'''

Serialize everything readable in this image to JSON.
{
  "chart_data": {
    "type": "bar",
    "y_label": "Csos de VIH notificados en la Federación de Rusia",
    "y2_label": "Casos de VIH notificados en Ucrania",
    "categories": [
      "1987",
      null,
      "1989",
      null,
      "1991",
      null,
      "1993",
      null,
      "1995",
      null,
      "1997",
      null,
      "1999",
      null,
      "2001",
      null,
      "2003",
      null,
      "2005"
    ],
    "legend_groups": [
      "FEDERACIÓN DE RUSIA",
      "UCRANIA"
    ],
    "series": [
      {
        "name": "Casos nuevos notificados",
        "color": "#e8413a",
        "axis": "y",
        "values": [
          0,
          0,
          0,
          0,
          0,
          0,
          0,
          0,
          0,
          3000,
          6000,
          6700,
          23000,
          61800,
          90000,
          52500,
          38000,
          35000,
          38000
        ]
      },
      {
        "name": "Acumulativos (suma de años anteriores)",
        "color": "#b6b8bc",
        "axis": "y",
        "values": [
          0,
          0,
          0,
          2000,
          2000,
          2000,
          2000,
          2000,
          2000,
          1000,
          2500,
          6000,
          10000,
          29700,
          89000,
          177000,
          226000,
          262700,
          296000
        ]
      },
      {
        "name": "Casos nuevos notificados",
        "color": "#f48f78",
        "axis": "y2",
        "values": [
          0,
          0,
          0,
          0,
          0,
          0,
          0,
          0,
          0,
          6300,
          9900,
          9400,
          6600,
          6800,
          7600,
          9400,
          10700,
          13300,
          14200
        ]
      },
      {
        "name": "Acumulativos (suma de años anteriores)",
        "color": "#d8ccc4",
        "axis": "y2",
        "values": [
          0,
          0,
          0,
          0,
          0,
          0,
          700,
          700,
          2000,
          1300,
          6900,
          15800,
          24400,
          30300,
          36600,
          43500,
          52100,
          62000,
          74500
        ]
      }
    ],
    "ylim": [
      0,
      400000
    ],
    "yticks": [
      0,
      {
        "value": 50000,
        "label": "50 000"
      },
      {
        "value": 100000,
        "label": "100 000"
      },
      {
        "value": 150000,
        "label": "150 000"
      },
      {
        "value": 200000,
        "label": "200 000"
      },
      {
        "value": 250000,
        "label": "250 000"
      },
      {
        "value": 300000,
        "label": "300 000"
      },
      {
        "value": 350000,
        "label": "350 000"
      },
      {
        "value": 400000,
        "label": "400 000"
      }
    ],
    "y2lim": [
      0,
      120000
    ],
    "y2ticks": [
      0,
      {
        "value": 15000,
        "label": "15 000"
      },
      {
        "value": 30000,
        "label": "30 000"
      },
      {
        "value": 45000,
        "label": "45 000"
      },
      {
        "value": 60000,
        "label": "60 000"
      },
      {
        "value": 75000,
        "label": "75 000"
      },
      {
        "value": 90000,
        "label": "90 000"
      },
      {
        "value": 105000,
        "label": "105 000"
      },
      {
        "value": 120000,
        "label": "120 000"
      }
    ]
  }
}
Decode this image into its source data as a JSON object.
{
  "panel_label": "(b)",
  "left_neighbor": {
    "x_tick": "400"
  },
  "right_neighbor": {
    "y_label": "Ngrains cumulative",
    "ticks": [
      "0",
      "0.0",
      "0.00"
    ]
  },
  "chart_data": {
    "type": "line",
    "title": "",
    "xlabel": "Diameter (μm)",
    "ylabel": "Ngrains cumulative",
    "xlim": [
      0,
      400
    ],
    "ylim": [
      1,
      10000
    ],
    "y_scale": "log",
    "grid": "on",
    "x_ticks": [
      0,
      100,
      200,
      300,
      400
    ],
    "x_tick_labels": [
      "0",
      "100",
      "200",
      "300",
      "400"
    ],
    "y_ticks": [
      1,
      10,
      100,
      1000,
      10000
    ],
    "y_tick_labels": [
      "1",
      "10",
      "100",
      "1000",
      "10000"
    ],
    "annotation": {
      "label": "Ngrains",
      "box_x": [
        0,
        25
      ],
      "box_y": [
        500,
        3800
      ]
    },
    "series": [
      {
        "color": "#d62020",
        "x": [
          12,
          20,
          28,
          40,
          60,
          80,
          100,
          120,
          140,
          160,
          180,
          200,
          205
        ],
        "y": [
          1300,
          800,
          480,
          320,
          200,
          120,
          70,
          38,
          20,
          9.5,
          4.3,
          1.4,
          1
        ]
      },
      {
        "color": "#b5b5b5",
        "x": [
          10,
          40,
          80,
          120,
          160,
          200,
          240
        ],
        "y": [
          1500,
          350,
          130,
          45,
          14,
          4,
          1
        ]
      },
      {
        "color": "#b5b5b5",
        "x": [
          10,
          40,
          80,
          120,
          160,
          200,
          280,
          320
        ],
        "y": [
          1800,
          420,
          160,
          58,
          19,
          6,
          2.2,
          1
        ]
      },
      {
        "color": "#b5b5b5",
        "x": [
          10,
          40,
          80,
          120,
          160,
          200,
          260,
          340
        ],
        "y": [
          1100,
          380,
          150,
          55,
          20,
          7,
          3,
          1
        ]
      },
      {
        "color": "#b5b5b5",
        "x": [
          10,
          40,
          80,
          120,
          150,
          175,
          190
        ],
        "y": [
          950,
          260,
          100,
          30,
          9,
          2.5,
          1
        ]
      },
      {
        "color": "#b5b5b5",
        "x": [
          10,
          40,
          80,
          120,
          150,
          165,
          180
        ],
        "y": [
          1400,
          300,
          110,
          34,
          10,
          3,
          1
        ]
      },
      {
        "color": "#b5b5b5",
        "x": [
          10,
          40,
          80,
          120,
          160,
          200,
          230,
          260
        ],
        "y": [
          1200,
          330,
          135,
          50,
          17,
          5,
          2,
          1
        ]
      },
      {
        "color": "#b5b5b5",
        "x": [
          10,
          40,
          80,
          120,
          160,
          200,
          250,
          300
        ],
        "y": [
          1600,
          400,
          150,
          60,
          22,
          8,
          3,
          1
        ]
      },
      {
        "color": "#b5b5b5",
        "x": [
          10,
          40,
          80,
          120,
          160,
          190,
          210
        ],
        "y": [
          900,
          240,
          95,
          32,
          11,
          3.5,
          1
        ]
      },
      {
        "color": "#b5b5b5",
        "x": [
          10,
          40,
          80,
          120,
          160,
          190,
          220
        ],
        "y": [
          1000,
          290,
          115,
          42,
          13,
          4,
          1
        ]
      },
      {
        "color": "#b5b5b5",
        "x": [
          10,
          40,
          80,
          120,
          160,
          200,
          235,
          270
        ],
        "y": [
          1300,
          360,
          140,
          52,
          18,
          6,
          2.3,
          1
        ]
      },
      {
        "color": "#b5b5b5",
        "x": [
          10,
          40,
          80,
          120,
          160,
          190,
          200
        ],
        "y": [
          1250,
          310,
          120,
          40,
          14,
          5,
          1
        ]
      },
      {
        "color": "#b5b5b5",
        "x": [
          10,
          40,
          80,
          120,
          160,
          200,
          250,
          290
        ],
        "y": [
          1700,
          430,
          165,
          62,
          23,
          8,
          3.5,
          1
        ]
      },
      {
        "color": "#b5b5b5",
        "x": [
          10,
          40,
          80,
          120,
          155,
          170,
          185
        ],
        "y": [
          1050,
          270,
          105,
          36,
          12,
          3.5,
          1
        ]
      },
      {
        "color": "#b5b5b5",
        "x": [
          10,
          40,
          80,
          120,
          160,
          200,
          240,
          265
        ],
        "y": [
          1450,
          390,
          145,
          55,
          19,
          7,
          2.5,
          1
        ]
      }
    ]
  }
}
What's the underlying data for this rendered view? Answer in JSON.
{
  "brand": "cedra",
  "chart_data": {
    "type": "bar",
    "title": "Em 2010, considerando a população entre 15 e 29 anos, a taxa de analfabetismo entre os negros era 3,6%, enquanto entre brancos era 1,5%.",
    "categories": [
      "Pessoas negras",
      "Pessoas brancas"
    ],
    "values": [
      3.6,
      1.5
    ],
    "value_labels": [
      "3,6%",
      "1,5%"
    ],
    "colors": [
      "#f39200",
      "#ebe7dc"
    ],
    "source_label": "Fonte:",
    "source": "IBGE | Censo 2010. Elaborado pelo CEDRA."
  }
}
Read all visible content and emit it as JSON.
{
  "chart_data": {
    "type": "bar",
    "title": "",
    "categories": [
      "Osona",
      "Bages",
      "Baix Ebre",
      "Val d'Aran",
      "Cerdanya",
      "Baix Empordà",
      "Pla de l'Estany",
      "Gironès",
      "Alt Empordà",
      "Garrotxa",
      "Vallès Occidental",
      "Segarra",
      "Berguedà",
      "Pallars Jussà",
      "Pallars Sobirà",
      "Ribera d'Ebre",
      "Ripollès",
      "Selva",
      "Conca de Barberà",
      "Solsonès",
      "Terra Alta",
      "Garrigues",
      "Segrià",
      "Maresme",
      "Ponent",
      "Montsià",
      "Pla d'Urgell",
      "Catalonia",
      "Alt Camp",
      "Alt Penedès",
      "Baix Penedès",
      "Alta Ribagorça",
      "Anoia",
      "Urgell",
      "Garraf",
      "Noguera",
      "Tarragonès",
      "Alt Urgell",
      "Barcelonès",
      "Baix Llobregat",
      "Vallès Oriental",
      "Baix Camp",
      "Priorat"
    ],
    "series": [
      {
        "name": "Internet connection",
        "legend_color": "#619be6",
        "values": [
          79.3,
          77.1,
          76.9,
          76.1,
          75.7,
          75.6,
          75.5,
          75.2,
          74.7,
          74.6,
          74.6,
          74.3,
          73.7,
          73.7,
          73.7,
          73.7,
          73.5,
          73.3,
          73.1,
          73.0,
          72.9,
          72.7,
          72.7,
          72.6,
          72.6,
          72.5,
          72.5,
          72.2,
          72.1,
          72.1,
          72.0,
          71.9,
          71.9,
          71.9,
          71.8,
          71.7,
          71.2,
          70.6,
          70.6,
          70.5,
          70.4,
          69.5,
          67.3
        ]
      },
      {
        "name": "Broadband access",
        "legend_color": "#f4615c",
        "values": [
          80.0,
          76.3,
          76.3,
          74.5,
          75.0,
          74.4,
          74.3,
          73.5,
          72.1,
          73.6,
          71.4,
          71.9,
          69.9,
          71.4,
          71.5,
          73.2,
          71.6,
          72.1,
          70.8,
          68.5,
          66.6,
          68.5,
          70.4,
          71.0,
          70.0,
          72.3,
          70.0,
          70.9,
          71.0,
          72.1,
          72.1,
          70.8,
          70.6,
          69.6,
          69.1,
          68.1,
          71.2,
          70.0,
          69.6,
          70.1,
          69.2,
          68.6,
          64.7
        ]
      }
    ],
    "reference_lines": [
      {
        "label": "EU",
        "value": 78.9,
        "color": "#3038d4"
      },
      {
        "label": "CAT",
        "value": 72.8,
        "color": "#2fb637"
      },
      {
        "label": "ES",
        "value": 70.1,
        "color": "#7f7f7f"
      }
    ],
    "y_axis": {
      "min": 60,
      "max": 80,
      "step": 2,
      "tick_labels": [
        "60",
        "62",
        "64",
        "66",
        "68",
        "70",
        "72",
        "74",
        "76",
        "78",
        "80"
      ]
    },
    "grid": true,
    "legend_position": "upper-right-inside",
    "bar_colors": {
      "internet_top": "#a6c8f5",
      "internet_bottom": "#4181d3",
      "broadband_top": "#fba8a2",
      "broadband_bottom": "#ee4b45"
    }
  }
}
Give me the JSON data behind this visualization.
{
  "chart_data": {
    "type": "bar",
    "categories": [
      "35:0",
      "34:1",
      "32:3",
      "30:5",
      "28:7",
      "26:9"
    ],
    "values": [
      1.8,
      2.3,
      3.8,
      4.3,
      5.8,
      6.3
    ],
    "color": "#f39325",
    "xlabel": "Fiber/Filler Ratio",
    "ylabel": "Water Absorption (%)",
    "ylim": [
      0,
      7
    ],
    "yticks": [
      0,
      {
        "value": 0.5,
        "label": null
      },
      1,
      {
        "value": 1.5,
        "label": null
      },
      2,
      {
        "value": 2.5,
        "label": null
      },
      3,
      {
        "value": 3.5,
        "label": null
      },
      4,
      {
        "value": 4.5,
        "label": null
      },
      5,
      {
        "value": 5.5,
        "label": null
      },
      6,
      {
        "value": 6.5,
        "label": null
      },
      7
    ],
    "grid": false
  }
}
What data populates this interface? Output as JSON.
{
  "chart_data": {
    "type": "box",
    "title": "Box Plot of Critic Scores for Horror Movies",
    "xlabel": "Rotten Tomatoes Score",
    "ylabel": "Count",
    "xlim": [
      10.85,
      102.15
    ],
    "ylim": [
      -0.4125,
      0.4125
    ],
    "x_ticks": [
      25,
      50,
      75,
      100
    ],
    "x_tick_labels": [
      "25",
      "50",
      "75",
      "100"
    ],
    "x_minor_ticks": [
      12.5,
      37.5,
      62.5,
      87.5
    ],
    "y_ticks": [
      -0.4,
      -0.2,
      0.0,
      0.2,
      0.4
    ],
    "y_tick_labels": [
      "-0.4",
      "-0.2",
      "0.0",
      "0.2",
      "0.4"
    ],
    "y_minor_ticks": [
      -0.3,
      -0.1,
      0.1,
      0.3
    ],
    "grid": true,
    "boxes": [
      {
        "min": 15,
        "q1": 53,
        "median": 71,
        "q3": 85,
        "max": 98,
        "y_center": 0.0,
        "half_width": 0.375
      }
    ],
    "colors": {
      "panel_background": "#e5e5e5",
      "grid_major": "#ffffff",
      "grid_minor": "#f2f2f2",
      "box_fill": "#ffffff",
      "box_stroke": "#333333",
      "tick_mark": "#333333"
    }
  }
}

'''

> Problem:
Give solely the number of lines in the data that contain the string "cumulative".

> Finished exercise:
2